*What the task asks*: Tally the rows in which the string "holes" appears, and give only that number.

*Items*:
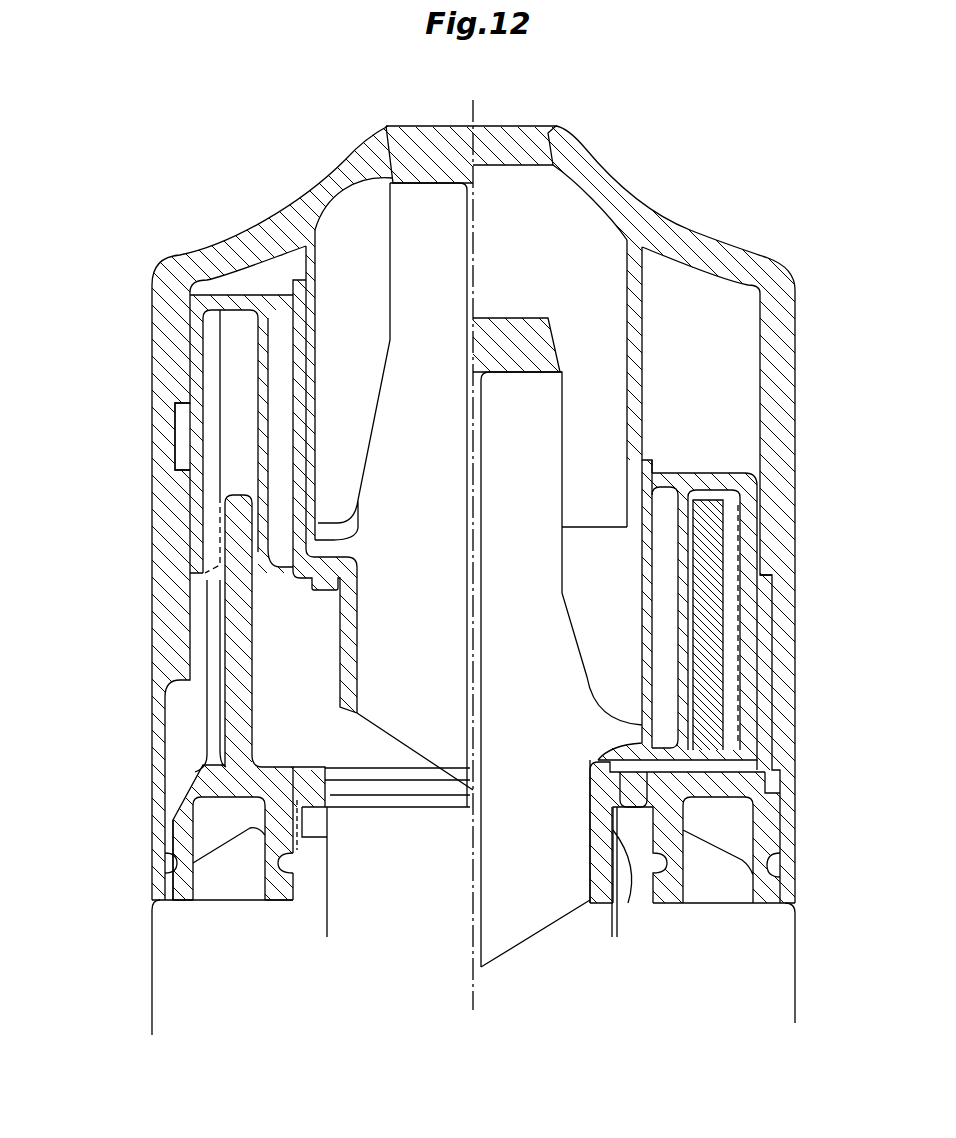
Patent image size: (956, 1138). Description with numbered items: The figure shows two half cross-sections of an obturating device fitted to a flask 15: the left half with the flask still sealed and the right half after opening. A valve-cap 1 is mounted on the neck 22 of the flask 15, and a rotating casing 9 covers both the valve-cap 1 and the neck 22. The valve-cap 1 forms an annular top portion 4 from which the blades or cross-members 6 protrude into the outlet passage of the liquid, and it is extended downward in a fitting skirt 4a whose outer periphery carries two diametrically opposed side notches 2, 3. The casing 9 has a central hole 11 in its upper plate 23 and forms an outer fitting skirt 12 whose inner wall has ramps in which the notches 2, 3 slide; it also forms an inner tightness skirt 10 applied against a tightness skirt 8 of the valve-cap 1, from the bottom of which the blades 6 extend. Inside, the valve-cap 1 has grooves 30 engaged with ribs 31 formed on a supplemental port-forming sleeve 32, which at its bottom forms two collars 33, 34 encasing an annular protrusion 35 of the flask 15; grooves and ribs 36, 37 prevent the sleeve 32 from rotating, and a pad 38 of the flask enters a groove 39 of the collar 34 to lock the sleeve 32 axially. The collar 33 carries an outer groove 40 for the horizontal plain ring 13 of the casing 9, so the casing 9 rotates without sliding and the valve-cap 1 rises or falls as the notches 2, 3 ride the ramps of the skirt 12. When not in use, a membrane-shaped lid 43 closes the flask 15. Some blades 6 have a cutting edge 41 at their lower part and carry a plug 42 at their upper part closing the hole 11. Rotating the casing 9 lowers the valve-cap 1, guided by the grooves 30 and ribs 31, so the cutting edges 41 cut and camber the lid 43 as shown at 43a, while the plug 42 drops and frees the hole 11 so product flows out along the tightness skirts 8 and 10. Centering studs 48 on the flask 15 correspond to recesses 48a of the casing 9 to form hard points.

The valve-cap 1 is at (232, 345).
The side notch 2 is at (176, 440).
The side notch 3 is at (764, 597).
The annular top portion 4 is at (690, 483).
The fitting skirt 4a is at (193, 507).
The blades or cross-members 6 is at (390, 425).
The tightness skirt 8 is at (301, 396).
The casing 9 is at (797, 372).
The inner tightness skirt 10 is at (313, 362).
The central hole 11 is at (521, 147).
The outer fitting skirt 12 is at (160, 727).
The horizontal plain ring 13 is at (168, 862).
The flask 15 is at (160, 957).
The neck 22 is at (630, 853).
The upper plate 23 is at (697, 232).
The grooves 30 is at (210, 375).
The ribs 31 is at (217, 628).
The sleeve 32 is at (243, 670).
The collar 33 is at (178, 832).
The collar 34 is at (278, 838).
The annular protrusion 35 is at (224, 893).
The grooves and ribs 36 is at (290, 772).
The grooves and ribs 37 is at (303, 830).
The pad 38 is at (290, 864).
The groove 39 is at (271, 903).
The groove 40 is at (180, 905).
The cutting edge 41 is at (373, 727).
The plug 42 is at (434, 170).
The lid 43 is at (431, 806).
The cambered lid 43a is at (613, 870).
The centering stud 48 is at (757, 788).
The recess 48a is at (771, 778).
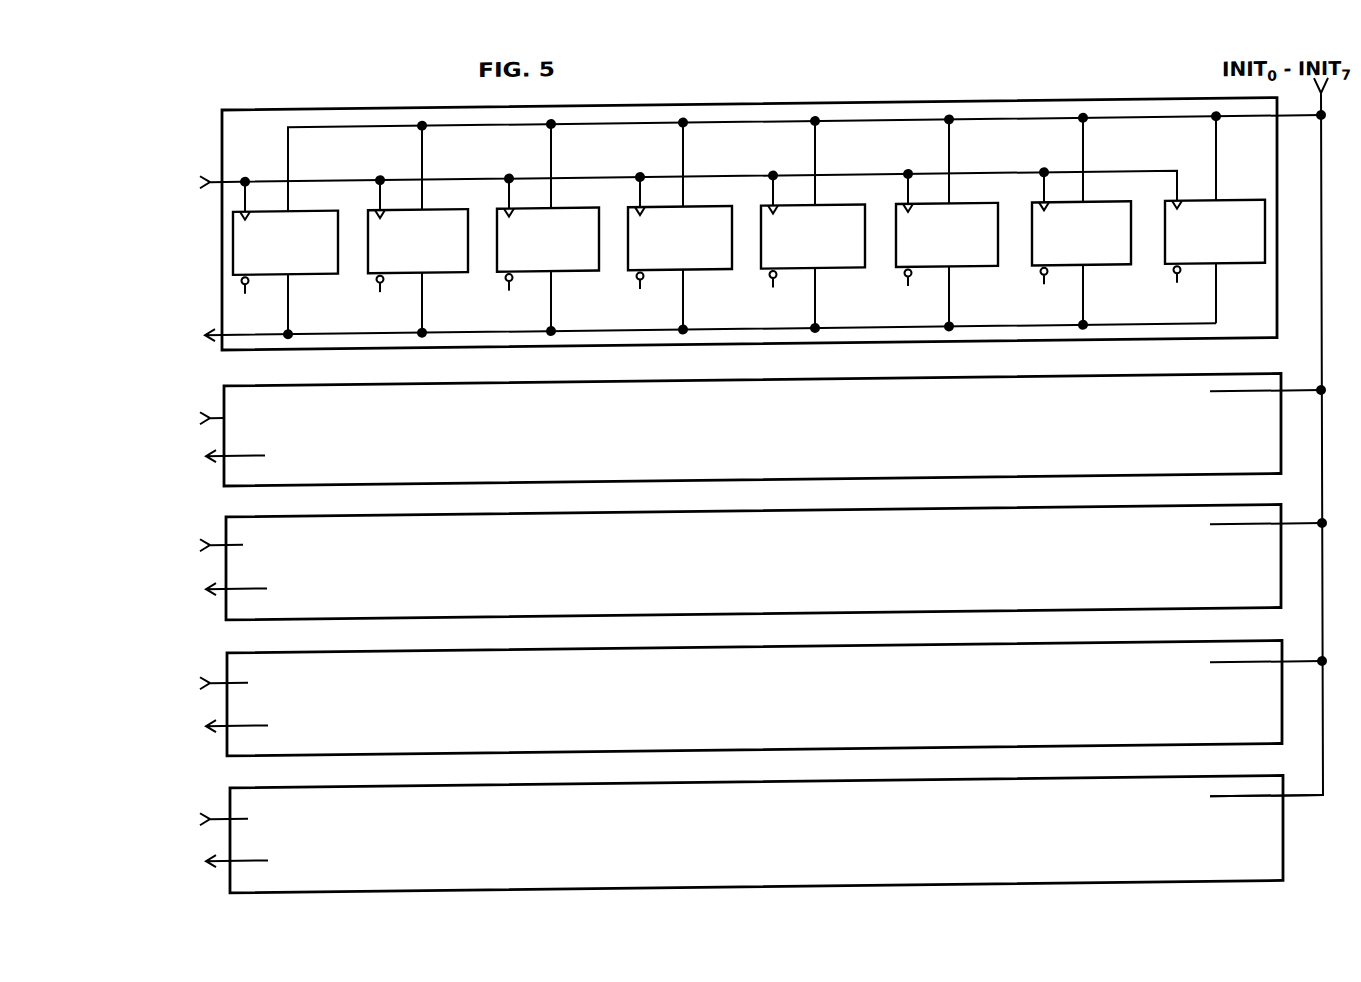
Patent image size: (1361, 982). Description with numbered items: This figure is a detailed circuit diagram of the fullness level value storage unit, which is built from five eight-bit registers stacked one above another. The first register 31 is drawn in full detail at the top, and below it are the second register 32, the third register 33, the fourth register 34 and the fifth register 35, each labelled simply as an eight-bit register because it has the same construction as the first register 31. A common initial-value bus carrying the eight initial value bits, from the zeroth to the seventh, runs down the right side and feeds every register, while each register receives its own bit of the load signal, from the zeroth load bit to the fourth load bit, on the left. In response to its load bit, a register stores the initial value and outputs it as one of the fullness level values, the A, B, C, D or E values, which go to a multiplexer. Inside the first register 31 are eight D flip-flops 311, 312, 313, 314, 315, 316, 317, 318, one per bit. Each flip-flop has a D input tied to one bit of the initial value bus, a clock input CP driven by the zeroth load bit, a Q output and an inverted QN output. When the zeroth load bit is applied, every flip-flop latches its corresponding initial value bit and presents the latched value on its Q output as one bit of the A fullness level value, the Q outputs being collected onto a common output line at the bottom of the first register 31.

The first 8-bit register 31 is at (1277, 331).
The D flip-flop 311 is at (321, 267).
The D flip-flop 312 is at (451, 267).
The D flip-flop 313 is at (582, 267).
The D flip-flop 314 is at (715, 267).
The D flip-flop 315 is at (848, 267).
The D flip-flop 316 is at (981, 267).
The D flip-flop 317 is at (1114, 267).
The D flip-flop 318 is at (1248, 267).
The second 8-bit register 32 is at (1281, 462).
The third 8-bit register 33 is at (1281, 596).
The fourth 8-bit register 34 is at (1282, 732).
The fifth 8-bit register 35 is at (1283, 869).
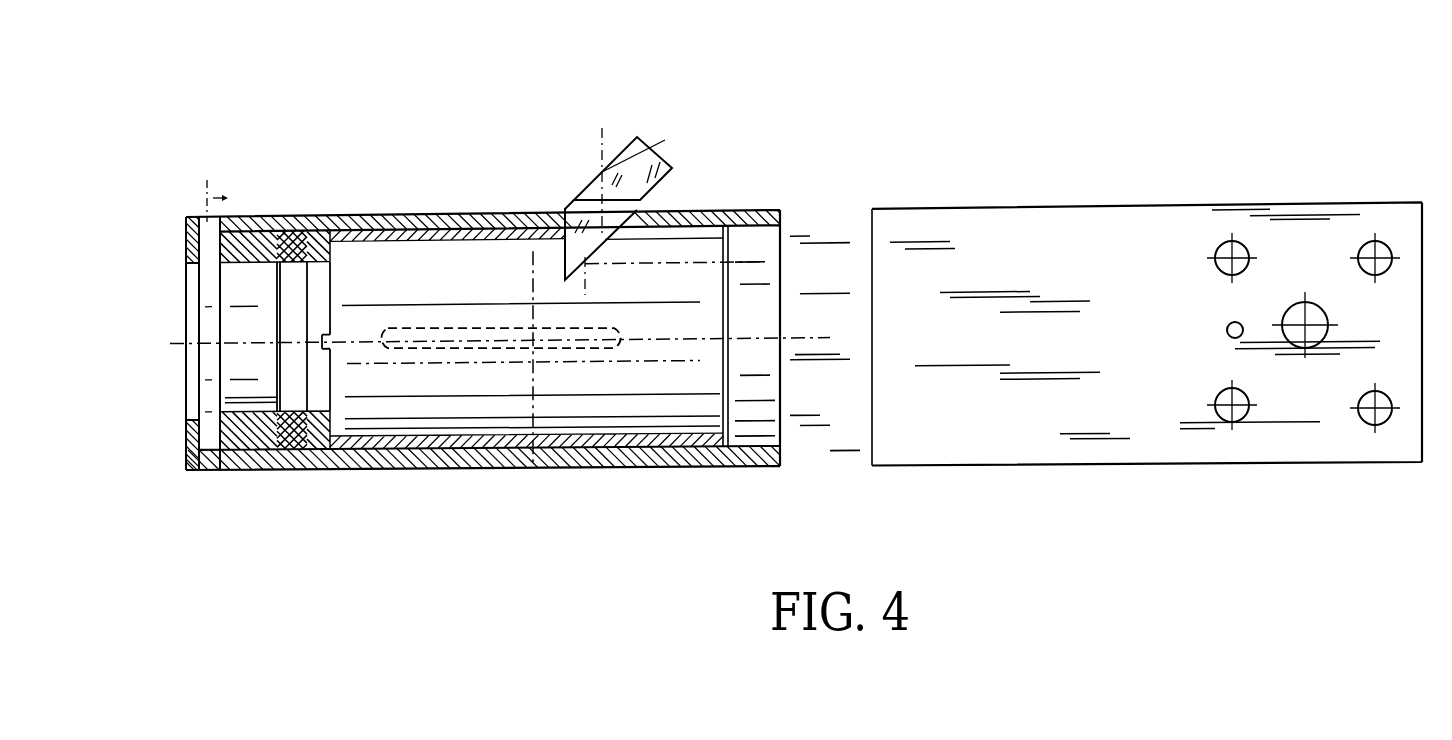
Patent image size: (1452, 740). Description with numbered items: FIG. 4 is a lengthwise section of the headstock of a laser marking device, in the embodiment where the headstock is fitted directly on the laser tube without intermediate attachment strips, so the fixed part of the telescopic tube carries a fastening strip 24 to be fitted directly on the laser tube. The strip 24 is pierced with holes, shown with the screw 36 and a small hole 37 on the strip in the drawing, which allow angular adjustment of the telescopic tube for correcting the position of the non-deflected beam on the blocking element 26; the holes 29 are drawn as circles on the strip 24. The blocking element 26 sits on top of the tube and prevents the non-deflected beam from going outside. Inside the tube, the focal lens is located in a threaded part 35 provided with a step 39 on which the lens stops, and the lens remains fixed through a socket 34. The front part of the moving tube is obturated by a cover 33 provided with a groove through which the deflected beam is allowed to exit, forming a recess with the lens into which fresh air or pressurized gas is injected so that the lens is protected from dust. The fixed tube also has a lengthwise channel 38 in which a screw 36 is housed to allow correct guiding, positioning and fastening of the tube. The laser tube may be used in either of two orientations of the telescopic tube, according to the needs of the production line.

The fastening strip 24 is at (1046, 222).
The blocking element 26 is at (638, 135).
The mounting holes 29 is at (1234, 242).
The cover 33 is at (185, 215).
The socket 34 is at (318, 285).
The threaded part 35 is at (237, 215).
The screw 36 is at (1309, 303).
The pin hole 37 is at (1231, 338).
The lengthwise channel 38 is at (475, 347).
The step 39 is at (293, 382).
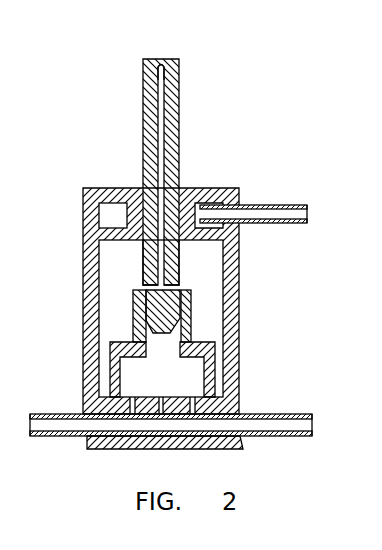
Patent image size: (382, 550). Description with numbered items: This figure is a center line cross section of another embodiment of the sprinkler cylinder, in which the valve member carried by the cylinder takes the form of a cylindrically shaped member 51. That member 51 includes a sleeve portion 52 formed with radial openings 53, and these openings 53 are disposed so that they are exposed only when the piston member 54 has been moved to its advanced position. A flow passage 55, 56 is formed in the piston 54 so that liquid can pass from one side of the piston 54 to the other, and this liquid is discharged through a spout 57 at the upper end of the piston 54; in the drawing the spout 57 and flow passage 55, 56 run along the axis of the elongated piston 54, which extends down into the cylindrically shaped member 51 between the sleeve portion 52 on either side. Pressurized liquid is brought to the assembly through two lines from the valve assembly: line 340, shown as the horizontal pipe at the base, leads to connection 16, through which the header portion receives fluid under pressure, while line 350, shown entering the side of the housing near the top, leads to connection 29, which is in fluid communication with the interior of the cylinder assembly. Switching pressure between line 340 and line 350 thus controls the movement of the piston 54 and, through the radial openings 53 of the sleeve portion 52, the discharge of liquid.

The connection 16 is at (245, 411).
The connection 29 is at (233, 190).
The cylindrically shaped member 51 is at (212, 341).
The sleeve portion 52 is at (190, 312).
The radial openings 53 is at (132, 338).
The piston member 54 is at (177, 258).
The flow passage 55 is at (180, 287).
The flow passage 56 is at (157, 138).
The spout 57 is at (162, 64).
The line 340 is at (298, 412).
The line 350 is at (276, 206).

*Response to this exercise*: 2